─── Records to use

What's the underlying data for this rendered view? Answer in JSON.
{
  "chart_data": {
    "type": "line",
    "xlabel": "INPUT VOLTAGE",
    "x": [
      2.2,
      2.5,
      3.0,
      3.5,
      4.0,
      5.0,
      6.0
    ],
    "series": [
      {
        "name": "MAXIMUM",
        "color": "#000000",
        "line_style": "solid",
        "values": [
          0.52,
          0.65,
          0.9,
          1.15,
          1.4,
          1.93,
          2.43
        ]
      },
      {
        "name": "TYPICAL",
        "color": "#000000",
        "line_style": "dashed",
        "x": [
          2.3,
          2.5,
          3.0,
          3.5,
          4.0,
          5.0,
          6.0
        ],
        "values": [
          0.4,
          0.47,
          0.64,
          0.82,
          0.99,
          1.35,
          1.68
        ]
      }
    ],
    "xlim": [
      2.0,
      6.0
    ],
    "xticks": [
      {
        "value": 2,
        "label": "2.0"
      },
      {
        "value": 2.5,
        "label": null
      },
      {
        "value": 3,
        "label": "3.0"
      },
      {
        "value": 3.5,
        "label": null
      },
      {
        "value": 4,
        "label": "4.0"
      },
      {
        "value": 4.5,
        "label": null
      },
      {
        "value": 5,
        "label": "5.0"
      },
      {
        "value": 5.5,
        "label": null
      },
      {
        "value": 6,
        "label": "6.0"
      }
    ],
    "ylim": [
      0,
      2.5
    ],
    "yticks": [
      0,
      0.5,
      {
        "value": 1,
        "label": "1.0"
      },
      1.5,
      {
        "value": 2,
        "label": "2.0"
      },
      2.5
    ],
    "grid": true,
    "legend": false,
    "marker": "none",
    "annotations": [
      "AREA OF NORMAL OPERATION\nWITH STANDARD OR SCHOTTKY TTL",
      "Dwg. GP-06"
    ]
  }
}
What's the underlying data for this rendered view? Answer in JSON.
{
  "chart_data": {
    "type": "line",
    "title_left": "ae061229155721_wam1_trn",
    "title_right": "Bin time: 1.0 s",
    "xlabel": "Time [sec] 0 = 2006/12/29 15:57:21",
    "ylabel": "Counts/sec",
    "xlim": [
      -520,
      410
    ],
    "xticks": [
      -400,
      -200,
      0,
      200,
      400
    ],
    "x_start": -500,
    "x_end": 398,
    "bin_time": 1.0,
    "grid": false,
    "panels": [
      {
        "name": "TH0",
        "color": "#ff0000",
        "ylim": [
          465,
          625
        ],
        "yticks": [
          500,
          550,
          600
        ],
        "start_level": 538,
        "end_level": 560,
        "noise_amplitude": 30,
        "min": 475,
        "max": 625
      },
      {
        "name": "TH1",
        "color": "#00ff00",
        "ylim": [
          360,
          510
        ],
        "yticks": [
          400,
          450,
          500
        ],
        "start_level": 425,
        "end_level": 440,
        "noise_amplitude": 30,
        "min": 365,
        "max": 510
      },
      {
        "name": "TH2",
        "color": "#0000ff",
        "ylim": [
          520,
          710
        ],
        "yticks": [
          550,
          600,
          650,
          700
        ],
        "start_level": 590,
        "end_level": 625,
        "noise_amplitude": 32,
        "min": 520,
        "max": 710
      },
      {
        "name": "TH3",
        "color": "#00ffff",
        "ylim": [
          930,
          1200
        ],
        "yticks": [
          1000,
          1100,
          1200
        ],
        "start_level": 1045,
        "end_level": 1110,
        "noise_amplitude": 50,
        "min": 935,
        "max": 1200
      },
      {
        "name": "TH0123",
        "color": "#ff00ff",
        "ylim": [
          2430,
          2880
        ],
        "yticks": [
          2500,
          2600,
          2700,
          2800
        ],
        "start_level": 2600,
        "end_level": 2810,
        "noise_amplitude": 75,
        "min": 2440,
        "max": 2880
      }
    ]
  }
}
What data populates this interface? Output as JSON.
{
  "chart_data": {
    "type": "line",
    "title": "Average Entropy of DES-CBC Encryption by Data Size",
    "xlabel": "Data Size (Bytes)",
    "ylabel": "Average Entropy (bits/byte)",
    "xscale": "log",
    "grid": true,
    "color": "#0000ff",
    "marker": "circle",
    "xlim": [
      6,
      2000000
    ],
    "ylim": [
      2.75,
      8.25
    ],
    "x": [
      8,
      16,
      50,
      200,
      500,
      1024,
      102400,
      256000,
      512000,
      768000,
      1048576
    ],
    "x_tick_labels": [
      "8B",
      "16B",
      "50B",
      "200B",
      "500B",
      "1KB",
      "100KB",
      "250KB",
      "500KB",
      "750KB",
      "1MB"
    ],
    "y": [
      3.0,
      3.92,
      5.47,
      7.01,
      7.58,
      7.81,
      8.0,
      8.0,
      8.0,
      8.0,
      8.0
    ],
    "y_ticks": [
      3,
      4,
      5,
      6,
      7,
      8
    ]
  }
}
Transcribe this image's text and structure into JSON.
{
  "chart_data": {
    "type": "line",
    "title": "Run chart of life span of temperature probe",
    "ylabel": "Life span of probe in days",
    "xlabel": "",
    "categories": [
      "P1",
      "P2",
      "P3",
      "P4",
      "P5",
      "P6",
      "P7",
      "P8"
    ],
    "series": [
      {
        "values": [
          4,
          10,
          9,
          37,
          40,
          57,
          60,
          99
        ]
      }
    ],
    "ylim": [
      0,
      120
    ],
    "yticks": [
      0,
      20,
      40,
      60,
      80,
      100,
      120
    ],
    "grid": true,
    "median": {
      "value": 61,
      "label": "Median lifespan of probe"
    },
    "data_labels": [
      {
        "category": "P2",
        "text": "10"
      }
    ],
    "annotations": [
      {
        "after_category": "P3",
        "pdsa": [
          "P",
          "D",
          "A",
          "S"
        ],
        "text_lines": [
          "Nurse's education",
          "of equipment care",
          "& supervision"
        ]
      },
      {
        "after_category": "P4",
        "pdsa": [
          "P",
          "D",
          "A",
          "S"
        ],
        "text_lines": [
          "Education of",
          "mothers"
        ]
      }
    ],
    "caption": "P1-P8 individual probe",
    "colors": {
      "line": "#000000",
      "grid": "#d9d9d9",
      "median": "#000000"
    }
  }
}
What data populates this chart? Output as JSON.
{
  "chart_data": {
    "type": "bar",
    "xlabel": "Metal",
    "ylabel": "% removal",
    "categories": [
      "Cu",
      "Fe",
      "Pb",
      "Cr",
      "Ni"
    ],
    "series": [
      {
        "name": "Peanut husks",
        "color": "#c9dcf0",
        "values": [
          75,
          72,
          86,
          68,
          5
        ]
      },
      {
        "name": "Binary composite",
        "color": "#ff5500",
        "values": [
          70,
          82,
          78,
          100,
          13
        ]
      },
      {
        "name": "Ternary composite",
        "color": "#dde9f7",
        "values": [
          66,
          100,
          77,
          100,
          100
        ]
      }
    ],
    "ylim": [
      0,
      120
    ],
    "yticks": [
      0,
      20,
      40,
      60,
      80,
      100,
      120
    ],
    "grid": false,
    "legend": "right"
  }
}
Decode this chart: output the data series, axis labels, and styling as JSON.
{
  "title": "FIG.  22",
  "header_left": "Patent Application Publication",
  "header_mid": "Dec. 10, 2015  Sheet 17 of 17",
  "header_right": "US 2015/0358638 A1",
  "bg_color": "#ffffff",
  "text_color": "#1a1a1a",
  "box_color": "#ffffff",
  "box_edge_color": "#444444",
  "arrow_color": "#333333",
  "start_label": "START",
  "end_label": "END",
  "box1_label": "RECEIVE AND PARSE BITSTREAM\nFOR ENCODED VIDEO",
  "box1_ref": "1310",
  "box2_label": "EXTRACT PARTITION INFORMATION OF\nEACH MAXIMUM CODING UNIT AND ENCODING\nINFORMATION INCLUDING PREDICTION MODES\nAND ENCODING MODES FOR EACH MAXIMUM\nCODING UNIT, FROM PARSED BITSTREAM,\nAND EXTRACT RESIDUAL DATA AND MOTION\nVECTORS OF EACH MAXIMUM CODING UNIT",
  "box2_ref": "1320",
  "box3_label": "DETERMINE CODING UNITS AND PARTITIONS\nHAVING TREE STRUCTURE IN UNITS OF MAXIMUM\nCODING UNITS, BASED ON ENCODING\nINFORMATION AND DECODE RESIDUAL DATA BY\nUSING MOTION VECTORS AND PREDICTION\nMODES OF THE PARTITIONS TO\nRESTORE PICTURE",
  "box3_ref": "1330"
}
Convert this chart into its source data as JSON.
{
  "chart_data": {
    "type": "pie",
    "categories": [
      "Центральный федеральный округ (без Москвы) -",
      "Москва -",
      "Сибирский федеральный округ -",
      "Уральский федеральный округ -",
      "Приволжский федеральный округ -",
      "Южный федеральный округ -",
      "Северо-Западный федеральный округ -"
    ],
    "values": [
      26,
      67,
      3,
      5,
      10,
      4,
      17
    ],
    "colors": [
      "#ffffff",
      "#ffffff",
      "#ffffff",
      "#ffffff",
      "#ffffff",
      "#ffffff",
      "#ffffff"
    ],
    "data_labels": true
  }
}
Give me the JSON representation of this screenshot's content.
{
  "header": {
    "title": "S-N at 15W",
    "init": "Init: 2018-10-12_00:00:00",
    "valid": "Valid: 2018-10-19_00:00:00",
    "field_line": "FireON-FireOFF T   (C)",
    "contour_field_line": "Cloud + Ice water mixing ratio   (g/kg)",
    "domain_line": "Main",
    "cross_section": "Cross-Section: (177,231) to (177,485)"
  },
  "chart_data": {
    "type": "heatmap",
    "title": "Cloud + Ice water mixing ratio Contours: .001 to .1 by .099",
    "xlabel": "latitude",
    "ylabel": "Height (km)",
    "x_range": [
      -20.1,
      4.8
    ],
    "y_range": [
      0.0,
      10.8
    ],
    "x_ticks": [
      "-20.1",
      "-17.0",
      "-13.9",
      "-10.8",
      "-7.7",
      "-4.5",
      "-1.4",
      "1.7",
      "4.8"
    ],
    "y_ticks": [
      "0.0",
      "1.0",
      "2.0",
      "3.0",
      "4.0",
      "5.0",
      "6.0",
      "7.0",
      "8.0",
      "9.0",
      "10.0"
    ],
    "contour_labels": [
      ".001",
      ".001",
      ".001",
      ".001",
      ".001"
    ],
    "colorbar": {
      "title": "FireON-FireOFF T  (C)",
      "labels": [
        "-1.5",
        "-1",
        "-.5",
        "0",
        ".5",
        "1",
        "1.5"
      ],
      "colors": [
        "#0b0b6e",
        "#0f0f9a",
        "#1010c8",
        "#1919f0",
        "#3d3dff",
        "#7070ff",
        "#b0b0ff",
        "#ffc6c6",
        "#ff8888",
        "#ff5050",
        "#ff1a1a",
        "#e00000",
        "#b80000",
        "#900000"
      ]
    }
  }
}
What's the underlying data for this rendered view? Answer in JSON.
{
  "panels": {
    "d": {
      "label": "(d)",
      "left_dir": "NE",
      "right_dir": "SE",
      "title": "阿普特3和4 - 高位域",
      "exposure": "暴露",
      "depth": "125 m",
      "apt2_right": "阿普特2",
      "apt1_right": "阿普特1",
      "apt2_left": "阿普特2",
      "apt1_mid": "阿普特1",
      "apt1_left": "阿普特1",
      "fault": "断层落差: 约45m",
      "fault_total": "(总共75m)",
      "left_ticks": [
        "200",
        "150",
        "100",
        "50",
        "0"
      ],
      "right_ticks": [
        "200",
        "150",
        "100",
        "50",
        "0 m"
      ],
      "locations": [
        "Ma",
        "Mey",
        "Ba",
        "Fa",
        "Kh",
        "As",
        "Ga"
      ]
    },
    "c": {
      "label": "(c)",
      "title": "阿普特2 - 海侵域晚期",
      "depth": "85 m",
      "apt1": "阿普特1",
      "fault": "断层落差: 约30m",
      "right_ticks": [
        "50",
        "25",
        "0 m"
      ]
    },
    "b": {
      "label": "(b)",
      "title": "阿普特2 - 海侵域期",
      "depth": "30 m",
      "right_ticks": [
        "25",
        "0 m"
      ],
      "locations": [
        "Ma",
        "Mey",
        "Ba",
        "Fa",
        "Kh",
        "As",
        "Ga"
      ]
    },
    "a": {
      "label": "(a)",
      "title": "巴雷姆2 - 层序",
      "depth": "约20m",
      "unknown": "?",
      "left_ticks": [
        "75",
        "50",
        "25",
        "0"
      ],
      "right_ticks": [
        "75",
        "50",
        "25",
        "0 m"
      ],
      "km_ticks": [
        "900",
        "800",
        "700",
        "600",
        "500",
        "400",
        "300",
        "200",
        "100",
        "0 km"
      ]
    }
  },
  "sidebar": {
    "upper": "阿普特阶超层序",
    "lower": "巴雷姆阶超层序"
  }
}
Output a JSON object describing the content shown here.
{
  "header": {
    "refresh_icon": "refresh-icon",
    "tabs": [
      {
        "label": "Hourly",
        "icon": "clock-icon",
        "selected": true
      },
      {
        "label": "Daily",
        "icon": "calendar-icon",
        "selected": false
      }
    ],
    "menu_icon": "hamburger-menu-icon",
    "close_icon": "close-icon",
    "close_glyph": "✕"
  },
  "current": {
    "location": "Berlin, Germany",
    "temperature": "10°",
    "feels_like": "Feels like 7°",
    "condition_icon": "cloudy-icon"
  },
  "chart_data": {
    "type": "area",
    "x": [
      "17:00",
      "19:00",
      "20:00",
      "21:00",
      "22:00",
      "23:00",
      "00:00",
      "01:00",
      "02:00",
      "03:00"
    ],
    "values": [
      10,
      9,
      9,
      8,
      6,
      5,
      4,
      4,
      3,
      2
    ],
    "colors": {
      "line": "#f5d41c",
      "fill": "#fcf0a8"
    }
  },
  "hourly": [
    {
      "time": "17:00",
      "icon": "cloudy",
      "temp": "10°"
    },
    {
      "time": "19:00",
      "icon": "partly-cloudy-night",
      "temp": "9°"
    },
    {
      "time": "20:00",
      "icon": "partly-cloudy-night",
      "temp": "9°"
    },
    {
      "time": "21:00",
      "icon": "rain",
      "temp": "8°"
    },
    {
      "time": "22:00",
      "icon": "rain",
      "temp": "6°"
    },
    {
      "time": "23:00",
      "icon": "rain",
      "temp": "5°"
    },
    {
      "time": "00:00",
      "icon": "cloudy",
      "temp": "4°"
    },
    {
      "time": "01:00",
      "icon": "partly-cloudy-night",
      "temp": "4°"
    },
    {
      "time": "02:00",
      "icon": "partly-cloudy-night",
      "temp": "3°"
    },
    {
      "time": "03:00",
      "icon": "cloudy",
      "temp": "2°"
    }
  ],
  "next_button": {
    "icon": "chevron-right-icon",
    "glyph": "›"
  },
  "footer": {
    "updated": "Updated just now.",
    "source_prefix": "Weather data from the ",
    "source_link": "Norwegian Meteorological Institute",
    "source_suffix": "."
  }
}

──────

Find each line that has the word "water", then copy it out.

    "contour_field_line": "Cloud + Ice water mixing ratio   (g/kg)",
    "title": "Cloud + Ice water mixing ratio Contours: .001 to .1 by .099",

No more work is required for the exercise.